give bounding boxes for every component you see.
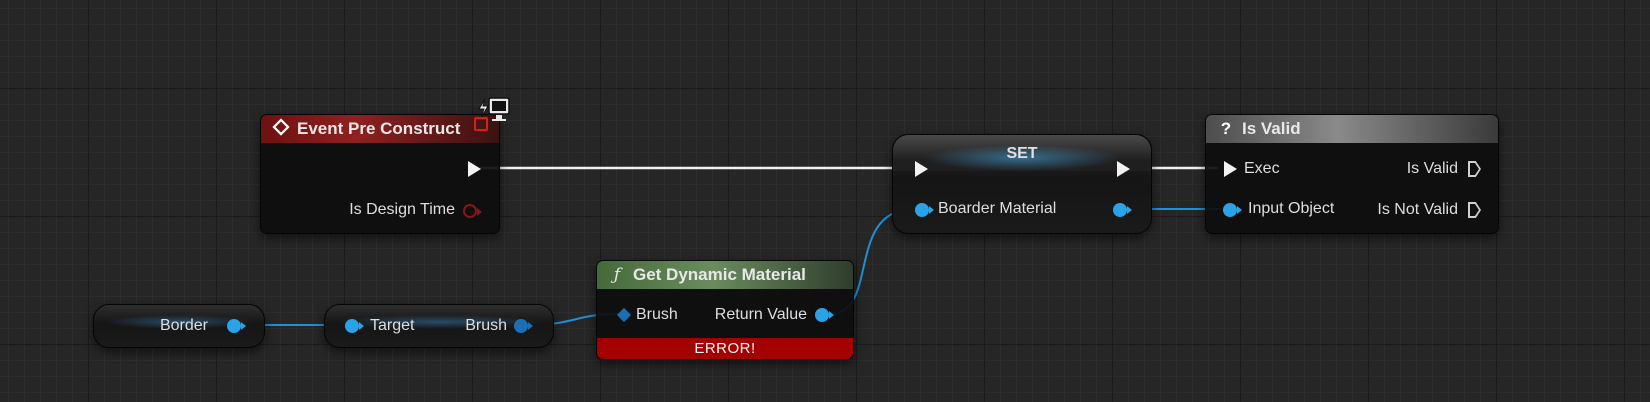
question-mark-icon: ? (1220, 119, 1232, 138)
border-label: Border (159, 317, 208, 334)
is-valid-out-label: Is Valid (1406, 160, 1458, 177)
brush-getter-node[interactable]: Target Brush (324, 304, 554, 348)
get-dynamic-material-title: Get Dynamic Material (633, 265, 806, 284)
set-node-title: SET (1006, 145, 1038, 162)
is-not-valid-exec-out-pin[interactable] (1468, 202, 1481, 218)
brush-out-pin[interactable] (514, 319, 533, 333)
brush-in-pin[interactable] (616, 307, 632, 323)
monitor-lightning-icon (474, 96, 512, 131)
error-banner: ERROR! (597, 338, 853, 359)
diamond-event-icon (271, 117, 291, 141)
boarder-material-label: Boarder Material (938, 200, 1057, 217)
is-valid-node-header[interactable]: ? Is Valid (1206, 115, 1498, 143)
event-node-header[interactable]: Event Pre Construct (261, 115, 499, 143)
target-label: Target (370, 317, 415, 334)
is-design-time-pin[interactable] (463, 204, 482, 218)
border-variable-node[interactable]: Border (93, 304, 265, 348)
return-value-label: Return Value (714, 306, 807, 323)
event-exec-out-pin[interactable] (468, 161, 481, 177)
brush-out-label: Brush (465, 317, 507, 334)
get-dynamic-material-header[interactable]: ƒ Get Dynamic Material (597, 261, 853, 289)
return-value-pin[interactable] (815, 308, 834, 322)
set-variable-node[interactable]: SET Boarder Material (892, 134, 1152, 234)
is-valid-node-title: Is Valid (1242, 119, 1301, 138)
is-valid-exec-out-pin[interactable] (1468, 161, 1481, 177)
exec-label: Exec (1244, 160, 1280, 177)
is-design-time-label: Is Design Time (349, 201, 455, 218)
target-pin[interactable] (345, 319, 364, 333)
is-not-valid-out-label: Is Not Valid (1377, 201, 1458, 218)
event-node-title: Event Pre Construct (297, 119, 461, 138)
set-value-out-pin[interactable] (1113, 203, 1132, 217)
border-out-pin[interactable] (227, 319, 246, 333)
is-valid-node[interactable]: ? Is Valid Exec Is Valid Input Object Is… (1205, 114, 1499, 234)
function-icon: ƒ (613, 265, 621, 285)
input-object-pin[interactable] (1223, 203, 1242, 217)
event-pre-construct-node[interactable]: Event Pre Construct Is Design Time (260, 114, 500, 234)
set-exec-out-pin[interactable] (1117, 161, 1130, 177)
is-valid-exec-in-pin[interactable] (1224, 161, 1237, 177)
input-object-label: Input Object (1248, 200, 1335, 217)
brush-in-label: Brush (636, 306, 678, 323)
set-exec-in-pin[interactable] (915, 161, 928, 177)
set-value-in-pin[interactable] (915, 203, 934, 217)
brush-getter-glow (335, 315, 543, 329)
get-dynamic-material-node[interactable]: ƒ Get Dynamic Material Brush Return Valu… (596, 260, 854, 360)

---

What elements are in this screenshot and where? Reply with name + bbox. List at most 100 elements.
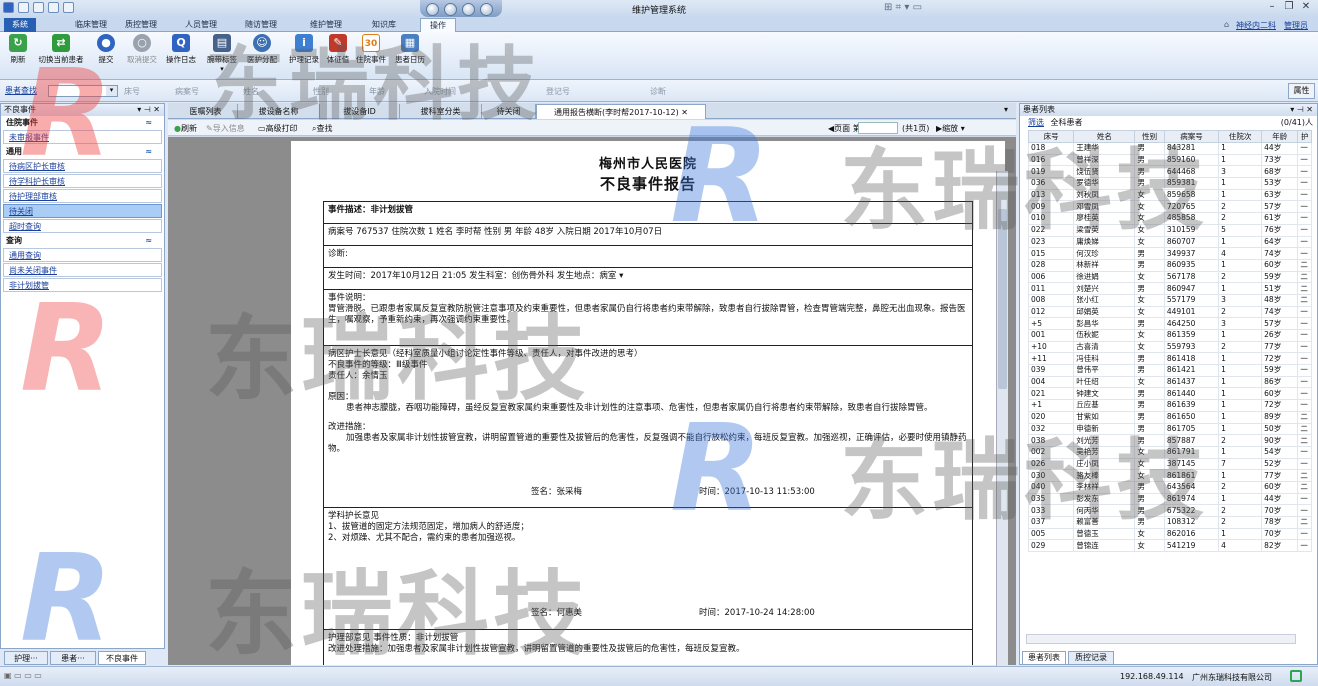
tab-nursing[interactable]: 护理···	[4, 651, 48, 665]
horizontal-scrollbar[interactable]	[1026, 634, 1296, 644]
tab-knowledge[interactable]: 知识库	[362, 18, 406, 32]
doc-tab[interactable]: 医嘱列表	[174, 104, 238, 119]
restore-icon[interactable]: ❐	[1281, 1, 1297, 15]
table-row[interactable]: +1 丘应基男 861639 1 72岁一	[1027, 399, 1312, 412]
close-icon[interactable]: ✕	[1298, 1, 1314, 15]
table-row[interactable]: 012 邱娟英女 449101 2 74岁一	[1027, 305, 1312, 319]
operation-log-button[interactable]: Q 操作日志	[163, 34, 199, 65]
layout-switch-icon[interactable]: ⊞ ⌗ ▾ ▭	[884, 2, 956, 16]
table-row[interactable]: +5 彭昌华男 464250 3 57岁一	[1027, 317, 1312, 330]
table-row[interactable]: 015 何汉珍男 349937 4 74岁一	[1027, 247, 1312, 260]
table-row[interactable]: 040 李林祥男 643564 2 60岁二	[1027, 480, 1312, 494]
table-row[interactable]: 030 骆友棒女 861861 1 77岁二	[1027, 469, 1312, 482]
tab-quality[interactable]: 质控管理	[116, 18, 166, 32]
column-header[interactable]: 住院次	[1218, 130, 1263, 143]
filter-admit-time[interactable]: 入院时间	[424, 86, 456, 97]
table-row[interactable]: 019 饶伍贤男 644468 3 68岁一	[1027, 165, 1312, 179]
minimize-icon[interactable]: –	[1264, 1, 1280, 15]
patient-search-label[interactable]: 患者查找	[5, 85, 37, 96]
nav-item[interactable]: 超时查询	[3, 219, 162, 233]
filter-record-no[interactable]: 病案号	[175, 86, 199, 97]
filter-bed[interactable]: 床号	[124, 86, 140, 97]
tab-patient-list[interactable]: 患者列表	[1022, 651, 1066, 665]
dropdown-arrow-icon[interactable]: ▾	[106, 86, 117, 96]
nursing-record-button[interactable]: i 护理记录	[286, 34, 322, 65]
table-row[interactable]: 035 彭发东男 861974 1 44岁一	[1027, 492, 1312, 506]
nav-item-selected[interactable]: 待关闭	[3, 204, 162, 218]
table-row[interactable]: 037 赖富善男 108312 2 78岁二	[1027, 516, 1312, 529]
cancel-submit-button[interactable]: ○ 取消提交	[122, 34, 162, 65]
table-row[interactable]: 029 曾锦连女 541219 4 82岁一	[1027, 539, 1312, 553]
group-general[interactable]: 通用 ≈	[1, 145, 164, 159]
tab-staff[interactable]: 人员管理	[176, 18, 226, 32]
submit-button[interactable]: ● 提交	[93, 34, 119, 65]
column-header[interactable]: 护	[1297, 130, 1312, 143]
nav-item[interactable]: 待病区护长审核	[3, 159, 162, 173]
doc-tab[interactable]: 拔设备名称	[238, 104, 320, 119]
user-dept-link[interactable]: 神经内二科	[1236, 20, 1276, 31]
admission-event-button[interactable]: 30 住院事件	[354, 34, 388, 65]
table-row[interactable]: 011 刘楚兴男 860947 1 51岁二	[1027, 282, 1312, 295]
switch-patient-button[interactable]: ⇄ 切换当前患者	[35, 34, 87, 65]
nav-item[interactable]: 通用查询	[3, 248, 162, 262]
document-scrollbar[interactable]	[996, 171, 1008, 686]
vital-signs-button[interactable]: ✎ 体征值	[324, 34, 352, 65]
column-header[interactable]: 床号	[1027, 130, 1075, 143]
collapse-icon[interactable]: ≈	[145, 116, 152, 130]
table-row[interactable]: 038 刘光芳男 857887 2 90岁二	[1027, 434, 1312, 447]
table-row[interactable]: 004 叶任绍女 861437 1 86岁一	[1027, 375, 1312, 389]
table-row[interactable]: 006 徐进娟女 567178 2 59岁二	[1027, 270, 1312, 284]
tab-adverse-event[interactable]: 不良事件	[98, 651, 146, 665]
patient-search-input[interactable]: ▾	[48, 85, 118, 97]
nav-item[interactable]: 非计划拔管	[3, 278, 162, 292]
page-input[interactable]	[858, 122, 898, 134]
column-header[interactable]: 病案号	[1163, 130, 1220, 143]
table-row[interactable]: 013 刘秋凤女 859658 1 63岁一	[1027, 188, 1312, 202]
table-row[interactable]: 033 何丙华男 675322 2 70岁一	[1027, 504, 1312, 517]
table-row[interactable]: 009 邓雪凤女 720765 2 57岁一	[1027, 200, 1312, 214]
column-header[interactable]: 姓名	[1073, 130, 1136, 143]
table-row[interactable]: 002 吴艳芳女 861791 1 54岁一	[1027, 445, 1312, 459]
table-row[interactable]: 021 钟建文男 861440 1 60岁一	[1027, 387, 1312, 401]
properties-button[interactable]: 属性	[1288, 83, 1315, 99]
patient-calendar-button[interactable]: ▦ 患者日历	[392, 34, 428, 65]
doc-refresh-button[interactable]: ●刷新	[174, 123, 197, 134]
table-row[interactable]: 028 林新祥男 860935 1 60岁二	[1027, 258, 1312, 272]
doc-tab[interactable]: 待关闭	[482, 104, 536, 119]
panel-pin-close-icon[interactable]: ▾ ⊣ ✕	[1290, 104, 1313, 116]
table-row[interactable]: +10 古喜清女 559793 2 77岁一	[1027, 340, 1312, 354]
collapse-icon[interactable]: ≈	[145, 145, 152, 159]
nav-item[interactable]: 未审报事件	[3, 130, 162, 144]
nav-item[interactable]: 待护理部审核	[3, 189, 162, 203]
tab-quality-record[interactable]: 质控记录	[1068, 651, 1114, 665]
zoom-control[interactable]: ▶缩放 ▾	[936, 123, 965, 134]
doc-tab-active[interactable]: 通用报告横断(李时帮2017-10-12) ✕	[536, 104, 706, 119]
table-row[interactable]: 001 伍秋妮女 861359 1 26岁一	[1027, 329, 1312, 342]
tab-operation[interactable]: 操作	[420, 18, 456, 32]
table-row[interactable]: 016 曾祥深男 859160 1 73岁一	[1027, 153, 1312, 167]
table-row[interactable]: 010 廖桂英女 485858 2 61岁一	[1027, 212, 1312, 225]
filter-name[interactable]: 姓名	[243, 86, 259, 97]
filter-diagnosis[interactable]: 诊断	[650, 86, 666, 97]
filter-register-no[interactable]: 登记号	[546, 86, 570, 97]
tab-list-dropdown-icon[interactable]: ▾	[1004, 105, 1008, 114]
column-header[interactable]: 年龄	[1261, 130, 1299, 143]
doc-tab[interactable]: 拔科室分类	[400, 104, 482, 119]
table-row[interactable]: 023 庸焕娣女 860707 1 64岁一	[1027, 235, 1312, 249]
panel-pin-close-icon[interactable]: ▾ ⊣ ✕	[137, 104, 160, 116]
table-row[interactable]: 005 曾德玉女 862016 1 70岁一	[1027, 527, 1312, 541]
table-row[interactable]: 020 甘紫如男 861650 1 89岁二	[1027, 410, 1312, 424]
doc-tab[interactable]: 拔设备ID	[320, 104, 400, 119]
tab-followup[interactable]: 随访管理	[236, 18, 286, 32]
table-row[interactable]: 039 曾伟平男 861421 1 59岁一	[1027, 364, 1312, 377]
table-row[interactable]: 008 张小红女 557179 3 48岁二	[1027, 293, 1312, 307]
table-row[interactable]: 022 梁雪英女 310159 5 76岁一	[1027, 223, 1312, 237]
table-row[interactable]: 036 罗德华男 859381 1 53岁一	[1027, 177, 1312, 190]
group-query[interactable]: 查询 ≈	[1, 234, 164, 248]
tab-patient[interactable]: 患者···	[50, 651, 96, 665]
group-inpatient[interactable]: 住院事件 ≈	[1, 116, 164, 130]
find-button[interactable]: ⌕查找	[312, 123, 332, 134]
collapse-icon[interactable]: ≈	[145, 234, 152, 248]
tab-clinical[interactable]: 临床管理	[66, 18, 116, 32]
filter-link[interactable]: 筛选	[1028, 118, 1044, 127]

■ Task prompt
Transcribe the entries in Block 1 from the line containing "question-mark-icon: ? (1220, 119, 1232, 138)" through the line containing "set-exec-out-pin[interactable] (1117, 161, 1130, 177)", with both of those lines included.

■ Solution for this problem
question-mark-icon: ? (1220, 119, 1232, 138)
border-label: Border (159, 317, 208, 334)
is-valid-out-label: Is Valid (1406, 160, 1458, 177)
brush-getter-node[interactable]: Target Brush (324, 304, 554, 348)
get-dynamic-material-title: Get Dynamic Material (633, 265, 806, 284)
set-node-title: SET (1006, 145, 1038, 162)
is-not-valid-exec-out-pin[interactable] (1468, 202, 1481, 218)
brush-out-pin[interactable] (514, 319, 533, 333)
brush-in-pin[interactable] (616, 307, 632, 323)
monitor-lightning-icon (474, 96, 512, 131)
error-banner: ERROR! (597, 338, 853, 359)
diamond-event-icon (271, 117, 291, 141)
boarder-material-label: Boarder Material (938, 200, 1057, 217)
is-valid-node-header[interactable]: ? Is Valid (1206, 115, 1498, 143)
event-node-header[interactable]: Event Pre Construct (261, 115, 499, 143)
target-label: Target (370, 317, 415, 334)
is-design-time-pin[interactable] (463, 204, 482, 218)
border-variable-node[interactable]: Border (93, 304, 265, 348)
return-value-label: Return Value (714, 306, 807, 323)
event-exec-out-pin[interactable] (468, 161, 481, 177)
brush-out-label: Brush (465, 317, 507, 334)
get-dynamic-material-header[interactable]: ƒ Get Dynamic Material (597, 261, 853, 289)
return-value-pin[interactable] (815, 308, 834, 322)
set-variable-node[interactable]: SET Boarder Material (892, 134, 1152, 234)
is-valid-node-title: Is Valid (1242, 119, 1301, 138)
is-valid-exec-out-pin[interactable] (1468, 161, 1481, 177)
exec-label: Exec (1244, 160, 1280, 177)
is-design-time-label: Is Design Time (349, 201, 455, 218)
target-pin[interactable] (345, 319, 364, 333)
is-not-valid-out-label: Is Not Valid (1377, 201, 1458, 218)
event-node-title: Event Pre Construct (297, 119, 461, 138)
set-value-out-pin[interactable] (1113, 203, 1132, 217)
border-out-pin[interactable] (227, 319, 246, 333)
is-valid-node[interactable]: ? Is Valid Exec Is Valid Input Object Is… (1205, 114, 1499, 234)
function-icon: ƒ (613, 265, 621, 285)
input-object-pin[interactable] (1223, 203, 1242, 217)
event-pre-construct-node[interactable]: Event Pre Construct Is Design Time (260, 114, 500, 234)
set-exec-out-pin[interactable] (1117, 161, 1130, 177)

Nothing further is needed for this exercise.